Could you copy every line from the material below in which "text" appears?

------------------------------------------------

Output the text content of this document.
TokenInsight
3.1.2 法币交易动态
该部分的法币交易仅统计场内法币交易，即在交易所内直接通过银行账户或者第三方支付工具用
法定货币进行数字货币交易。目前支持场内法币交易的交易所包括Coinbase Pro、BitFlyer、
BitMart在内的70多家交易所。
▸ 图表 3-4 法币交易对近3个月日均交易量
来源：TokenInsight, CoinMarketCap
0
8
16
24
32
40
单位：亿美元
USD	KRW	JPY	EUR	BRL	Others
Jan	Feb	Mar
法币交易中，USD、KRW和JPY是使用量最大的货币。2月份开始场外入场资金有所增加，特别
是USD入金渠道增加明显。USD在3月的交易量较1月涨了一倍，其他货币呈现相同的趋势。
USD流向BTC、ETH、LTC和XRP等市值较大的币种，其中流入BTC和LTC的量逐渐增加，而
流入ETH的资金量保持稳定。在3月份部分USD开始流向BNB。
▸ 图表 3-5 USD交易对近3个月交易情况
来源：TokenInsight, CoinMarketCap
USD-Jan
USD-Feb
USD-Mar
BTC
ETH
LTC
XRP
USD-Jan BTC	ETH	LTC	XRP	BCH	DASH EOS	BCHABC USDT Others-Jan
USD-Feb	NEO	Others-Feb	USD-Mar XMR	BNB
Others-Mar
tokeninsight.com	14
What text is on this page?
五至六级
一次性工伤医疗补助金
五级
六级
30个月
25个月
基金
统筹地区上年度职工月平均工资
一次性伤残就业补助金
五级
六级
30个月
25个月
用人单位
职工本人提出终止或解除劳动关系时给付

------------------------------------------------

* Task output
Output the text content of this document.
What text is on this page?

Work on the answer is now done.